Quesiti da risolvere:
[1] Nel testo sul relitto accolto ad Augusta, quante persone sopravvissero al naufragio del 18 aprile 2015?
[2] Cita fedelmente dal testo sul relitto accolto ad Augusta il passo che comincia con "Con inizio alle" e prosegue fino a "Canale di Sicilia.".
[3] Prosegui il testo sul relitto accolto ad Augusta, riprendendo subito dopo la sua ultima frase.
### Brano riportato ###
SIRACUSA. Si è svolta ieri pomeriggio ad Augusta, in Sicilia, la cerimonia di accoglienza del relitto della barca naufragata il 18 aprile 2015. «Questo simbolo di tante tragedie nel Mar Mediterraneo continui ad interpellare la coscienza di tutti e favorisca la crescita di una umanità più solidale che abbatta il muro dell’indifferenza. Pensiamo che il Mediterraneo è diventato il cimitero più grande d’Europa», ha detto Papa Francesco all’Angelus.

Con inizio alle 18.30, nella Nuova Darsena di Augusta, nel Siracusano, è stato accolto il relitto del barcone naufragato il 18 aprile del 2015 nel Mediterraneo e sono state commemorate le vittime di tutte le tragedie del mare. Al tragico naufragio, che costò la vita a un migliaio di migranti, sopravvissero soltanto 28 persone. Un anno dopo, per volontà del Governo Italiano, il relitto fu recuperato dal fondo del mare con una complessa operazione e portato alla base navale di Augusta per la rimozione dei resti delle centinaia di vittime che vi erano rimaste intrappolate. Il peschereccio, partito dalla Libia e che trasportava oltre un migliaio di persone migranti, affondò nel Canale di Sicilia.
### Informazioni estratte ###
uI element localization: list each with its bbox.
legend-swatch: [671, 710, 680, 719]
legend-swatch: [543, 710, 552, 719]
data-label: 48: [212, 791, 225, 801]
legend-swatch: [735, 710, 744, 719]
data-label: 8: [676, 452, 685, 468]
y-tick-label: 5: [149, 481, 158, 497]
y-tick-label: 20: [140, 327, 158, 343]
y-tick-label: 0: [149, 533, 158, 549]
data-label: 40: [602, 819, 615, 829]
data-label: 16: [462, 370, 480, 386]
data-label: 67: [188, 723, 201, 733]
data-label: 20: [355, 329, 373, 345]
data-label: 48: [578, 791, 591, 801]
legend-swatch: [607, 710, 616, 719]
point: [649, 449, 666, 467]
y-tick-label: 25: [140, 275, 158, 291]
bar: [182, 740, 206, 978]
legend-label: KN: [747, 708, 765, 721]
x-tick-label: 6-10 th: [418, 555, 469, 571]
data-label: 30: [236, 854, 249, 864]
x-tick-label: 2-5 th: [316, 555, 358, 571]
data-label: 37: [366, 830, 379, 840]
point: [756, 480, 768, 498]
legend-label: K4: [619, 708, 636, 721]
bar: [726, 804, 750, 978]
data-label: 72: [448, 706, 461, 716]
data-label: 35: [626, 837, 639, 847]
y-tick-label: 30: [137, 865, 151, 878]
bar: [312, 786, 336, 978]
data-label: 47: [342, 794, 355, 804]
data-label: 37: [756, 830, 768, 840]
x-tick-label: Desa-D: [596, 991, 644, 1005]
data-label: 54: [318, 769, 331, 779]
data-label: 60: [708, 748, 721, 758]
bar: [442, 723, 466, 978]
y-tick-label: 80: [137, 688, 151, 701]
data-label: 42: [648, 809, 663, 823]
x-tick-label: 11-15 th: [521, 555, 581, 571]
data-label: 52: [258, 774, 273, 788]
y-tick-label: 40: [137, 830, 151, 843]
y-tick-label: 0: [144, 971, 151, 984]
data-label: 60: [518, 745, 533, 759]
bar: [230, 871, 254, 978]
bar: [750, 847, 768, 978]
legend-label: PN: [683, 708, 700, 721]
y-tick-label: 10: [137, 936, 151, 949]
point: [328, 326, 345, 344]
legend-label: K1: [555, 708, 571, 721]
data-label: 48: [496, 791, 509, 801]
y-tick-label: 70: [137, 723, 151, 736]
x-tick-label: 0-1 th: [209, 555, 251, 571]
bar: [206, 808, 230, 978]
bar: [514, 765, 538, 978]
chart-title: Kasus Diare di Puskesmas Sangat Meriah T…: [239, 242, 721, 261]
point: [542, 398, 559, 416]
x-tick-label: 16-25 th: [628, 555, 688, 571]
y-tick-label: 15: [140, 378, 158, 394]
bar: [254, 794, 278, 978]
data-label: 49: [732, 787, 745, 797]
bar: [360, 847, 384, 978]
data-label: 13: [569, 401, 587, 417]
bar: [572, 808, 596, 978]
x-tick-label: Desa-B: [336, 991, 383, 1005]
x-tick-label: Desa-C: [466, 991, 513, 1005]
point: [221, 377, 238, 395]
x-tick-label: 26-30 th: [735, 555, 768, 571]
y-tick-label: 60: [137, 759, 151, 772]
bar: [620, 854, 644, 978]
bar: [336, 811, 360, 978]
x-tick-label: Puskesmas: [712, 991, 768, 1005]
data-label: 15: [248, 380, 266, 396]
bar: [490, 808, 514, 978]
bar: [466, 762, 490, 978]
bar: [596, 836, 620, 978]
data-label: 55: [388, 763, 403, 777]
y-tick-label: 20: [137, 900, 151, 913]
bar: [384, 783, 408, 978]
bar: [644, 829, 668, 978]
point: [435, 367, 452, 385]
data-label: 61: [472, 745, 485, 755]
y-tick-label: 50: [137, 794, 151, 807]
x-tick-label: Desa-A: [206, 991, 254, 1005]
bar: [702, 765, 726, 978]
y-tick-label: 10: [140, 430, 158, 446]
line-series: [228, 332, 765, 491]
###
Soluzioni degli esercizi:
[1] Sopravvissero soltanto 28 persone.

[2]
Con inizio alle 18.30, nella Nuova Darsena di Augusta, nel Siracusano, è stato accolto il relitto del barcone naufragato il 18 aprile del 2015 nel Mediterraneo e sono state commemorate le vittime di tutte le tragedie del mare. Al tragico naufragio, che costò la vita a un migliaio di migranti, sopravvissero soltanto 28 persone. Un anno dopo, per volontà del Governo Italiano, il relitto fu recuperato dal fondo del mare con una complessa operazione e portato alla base navale di Augusta per la rimozione dei resti delle centinaia di vittime che vi erano rimaste intrappolate. Il peschereccio, partito dalla Libia e che trasportava oltre un migliaio di persone migranti, affondò nel Canale di Sicilia.

[3]
Ieri sono state recitate due brevi preghiere della comunità musulmana di Augusta e della comunità cristiana e alle 19:30 dal mare è arrivata anche la statua della Madonna Addolorata. Dopo la benedizione è stata lanciata in mare una corona di alloro in memoria di tutte le vittime.

A seguire c’è stata una concelebrazione eucaristica dei sacerdoti di Augusta con l’arcivescovo di Siracusa, monsignor Francesco Lomanto, e al termine è stata svelata una grande croce posta vicino al Barcone.

L’iniziativa è stata promossa dal Comitato 18 aprile, dall’amministrazione comunale, dalla Stella Maris, con la collaborazione dell’Autorità portuale del mare di Sicilia orientale e della Capitaneria di porto.